**Descripción del ejercicio:**
Presente como lista numerada las líneas de todas las entradas siguientes y omita las líneas en blanco.

**Entradas de datos:**
..........

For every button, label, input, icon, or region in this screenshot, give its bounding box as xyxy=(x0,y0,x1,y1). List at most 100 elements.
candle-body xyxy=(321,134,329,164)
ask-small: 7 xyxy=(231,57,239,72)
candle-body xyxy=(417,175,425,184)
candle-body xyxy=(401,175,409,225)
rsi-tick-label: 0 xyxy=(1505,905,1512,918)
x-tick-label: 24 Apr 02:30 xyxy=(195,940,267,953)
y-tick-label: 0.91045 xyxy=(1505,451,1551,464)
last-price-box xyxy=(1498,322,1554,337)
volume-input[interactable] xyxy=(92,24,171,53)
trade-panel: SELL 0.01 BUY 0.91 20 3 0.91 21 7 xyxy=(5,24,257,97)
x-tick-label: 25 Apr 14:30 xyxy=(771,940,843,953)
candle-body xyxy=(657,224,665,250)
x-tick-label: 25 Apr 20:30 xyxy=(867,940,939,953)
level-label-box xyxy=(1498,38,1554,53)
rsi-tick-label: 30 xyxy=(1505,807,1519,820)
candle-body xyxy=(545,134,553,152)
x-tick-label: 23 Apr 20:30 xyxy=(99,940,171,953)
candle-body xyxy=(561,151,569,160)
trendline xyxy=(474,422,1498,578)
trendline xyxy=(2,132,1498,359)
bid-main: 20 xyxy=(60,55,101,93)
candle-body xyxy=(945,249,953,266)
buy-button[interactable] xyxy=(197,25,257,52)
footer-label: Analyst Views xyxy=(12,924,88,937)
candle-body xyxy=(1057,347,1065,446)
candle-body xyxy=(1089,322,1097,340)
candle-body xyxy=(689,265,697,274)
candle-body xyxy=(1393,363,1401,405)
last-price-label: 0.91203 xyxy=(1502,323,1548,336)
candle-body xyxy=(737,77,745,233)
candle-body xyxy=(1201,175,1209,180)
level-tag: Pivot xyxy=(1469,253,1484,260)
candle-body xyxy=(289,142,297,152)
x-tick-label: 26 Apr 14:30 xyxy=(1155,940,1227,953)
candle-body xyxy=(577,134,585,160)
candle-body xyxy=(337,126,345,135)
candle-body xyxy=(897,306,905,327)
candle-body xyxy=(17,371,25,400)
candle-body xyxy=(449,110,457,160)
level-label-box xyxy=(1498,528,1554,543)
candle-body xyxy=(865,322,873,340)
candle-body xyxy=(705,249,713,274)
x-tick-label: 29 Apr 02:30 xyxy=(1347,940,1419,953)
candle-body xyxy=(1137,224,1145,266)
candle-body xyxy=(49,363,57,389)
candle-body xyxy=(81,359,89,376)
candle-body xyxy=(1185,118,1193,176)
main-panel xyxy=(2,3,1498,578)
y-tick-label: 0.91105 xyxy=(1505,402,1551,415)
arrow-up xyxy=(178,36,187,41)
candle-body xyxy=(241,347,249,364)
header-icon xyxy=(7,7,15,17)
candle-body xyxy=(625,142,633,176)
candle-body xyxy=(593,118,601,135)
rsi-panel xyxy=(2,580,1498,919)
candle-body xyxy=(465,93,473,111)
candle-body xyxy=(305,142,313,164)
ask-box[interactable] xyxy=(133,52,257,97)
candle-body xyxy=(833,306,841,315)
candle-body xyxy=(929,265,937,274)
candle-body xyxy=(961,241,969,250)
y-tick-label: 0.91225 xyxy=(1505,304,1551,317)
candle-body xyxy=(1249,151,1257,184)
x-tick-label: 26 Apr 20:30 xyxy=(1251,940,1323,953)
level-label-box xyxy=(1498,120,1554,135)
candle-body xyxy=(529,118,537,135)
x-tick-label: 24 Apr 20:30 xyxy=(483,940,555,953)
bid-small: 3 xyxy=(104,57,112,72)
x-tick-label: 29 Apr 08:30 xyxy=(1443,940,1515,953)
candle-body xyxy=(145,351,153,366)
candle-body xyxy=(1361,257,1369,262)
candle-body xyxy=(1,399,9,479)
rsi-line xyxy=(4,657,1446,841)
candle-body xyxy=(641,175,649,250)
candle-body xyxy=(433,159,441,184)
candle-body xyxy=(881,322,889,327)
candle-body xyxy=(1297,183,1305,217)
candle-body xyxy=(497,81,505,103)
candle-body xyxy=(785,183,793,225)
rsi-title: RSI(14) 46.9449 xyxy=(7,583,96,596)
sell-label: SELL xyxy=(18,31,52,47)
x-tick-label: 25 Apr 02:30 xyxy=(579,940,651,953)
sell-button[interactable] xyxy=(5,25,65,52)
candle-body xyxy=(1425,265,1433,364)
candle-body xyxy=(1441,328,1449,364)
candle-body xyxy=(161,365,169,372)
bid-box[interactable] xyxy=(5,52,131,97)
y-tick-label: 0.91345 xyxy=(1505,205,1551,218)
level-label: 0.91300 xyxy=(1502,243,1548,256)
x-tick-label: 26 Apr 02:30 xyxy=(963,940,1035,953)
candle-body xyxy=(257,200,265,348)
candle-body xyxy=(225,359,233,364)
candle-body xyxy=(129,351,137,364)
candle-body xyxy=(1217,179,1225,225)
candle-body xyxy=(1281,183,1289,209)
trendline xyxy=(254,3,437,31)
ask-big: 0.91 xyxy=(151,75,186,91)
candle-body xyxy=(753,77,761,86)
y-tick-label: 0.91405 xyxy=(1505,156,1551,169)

..........

**Respuesta del ejercicio:**
1. For every button, label, input, icon, or region in this screenshot, give its bounding box as xyxy=(x0,y0,x1,y1). List at most 100 elements.
2. candle-body xyxy=(321,134,329,164)
3. ask-small: 7 xyxy=(231,57,239,72)
4. candle-body xyxy=(417,175,425,184)
5. candle-body xyxy=(401,175,409,225)
6. rsi-tick-label: 0 xyxy=(1505,905,1512,918)
7. x-tick-label: 24 Apr 02:30 xyxy=(195,940,267,953)
8. y-tick-label: 0.91045 xyxy=(1505,451,1551,464)
9. last-price-box xyxy=(1498,322,1554,337)
10. volume-input[interactable] xyxy=(92,24,171,53)
11. trade-panel: SELL 0.01 BUY 0.91 20 3 0.91 21 7 xyxy=(5,24,257,97)
12. x-tick-label: 25 Apr 14:30 xyxy=(771,940,843,953)
13. candle-body xyxy=(657,224,665,250)
14. x-tick-label: 25 Apr 20:30 xyxy=(867,940,939,953)
15. level-label-box xyxy=(1498,38,1554,53)
16. rsi-tick-label: 30 xyxy=(1505,807,1519,820)
17. candle-body xyxy=(545,134,553,152)
18. x-tick-label: 23 Apr 20:30 xyxy=(99,940,171,953)
19. candle-body xyxy=(561,151,569,160)
20. trendline xyxy=(474,422,1498,578)
21. trendline xyxy=(2,132,1498,359)
22. bid-main: 20 xyxy=(60,55,101,93)
23. candle-body xyxy=(945,249,953,266)
24. buy-button[interactable] xyxy=(197,25,257,52)
25. footer-label: Analyst Views xyxy=(12,924,88,937)
26. candle-body xyxy=(1057,347,1065,446)
27. candle-body xyxy=(1089,322,1097,340)
28. candle-body xyxy=(689,265,697,274)
29. candle-body xyxy=(1393,363,1401,405)
30. last-price-label: 0.91203 xyxy=(1502,323,1548,336)
31. candle-body xyxy=(737,77,745,233)
32. candle-body xyxy=(1201,175,1209,180)
33. level-tag: Pivot xyxy=(1469,253,1484,260)
34. candle-body xyxy=(289,142,297,152)
35. x-tick-label: 26 Apr 14:30 xyxy=(1155,940,1227,953)
36. candle-body xyxy=(577,134,585,160)
37. candle-body xyxy=(337,126,345,135)
38. candle-body xyxy=(897,306,905,327)
39. candle-body xyxy=(17,371,25,400)
40. candle-body xyxy=(449,110,457,160)
41. level-label-box xyxy=(1498,528,1554,543)
42. candle-body xyxy=(865,322,873,340)
43. candle-body xyxy=(705,249,713,274)
44. x-tick-label: 29 Apr 02:30 xyxy=(1347,940,1419,953)
45. candle-body xyxy=(1137,224,1145,266)
46. candle-body xyxy=(49,363,57,389)
47. candle-body xyxy=(81,359,89,376)
48. candle-body xyxy=(1185,118,1193,176)
49. main-panel xyxy=(2,3,1498,578)
50. y-tick-label: 0.91105 xyxy=(1505,402,1551,415)
51. arrow-up xyxy=(178,36,187,41)
52. candle-body xyxy=(241,347,249,364)
53. header-icon xyxy=(7,7,15,17)
54. candle-body xyxy=(625,142,633,176)
55. candle-body xyxy=(593,118,601,135)
56. rsi-panel xyxy=(2,580,1498,919)
57. candle-body xyxy=(465,93,473,111)
58. candle-body xyxy=(305,142,313,164)
59. ask-box[interactable] xyxy=(133,52,257,97)
60. candle-body xyxy=(833,306,841,315)
61. candle-body xyxy=(929,265,937,274)
62. candle-body xyxy=(961,241,969,250)
63. y-tick-label: 0.91225 xyxy=(1505,304,1551,317)
64. candle-body xyxy=(1249,151,1257,184)
65. x-tick-label: 26 Apr 20:30 xyxy=(1251,940,1323,953)
66. level-label-box xyxy=(1498,120,1554,135)
67. candle-body xyxy=(529,118,537,135)
68. x-tick-label: 24 Apr 20:30 xyxy=(483,940,555,953)
69. bid-small: 3 xyxy=(104,57,112,72)
70. x-tick-label: 29 Apr 08:30 xyxy=(1443,940,1515,953)
71. candle-body xyxy=(145,351,153,366)
72. candle-body xyxy=(1361,257,1369,262)
73. candle-body xyxy=(1,399,9,479)
74. rsi-line xyxy=(4,657,1446,841)
75. candle-body xyxy=(641,175,649,250)
76. candle-body xyxy=(433,159,441,184)
77. candle-body xyxy=(881,322,889,327)
78. candle-body xyxy=(1297,183,1305,217)
79. candle-body xyxy=(497,81,505,103)
80. candle-body xyxy=(785,183,793,225)
81. rsi-title: RSI(14) 46.9449 xyxy=(7,583,96,596)
82. sell-label: SELL xyxy=(18,31,52,47)
83. x-tick-label: 25 Apr 02:30 xyxy=(579,940,651,953)
84. sell-button[interactable] xyxy=(5,25,65,52)
85. candle-body xyxy=(1425,265,1433,364)
86. candle-body xyxy=(1441,328,1449,364)
87. candle-body xyxy=(161,365,169,372)
88. bid-box[interactable] xyxy=(5,52,131,97)
89. y-tick-label: 0.91345 xyxy=(1505,205,1551,218)
90. level-label: 0.91300 xyxy=(1502,243,1548,256)
91. x-tick-label: 26 Apr 02:30 xyxy=(963,940,1035,953)
92. candle-body xyxy=(257,200,265,348)
93. candle-body xyxy=(225,359,233,364)
94. candle-body xyxy=(129,351,137,364)
95. candle-body xyxy=(1217,179,1225,225)
96. candle-body xyxy=(1281,183,1289,209)
97. trendline xyxy=(254,3,437,31)
98. ask-big: 0.91 xyxy=(151,75,186,91)
99. candle-body xyxy=(753,77,761,86)
100. y-tick-label: 0.91405 xyxy=(1505,156,1551,169)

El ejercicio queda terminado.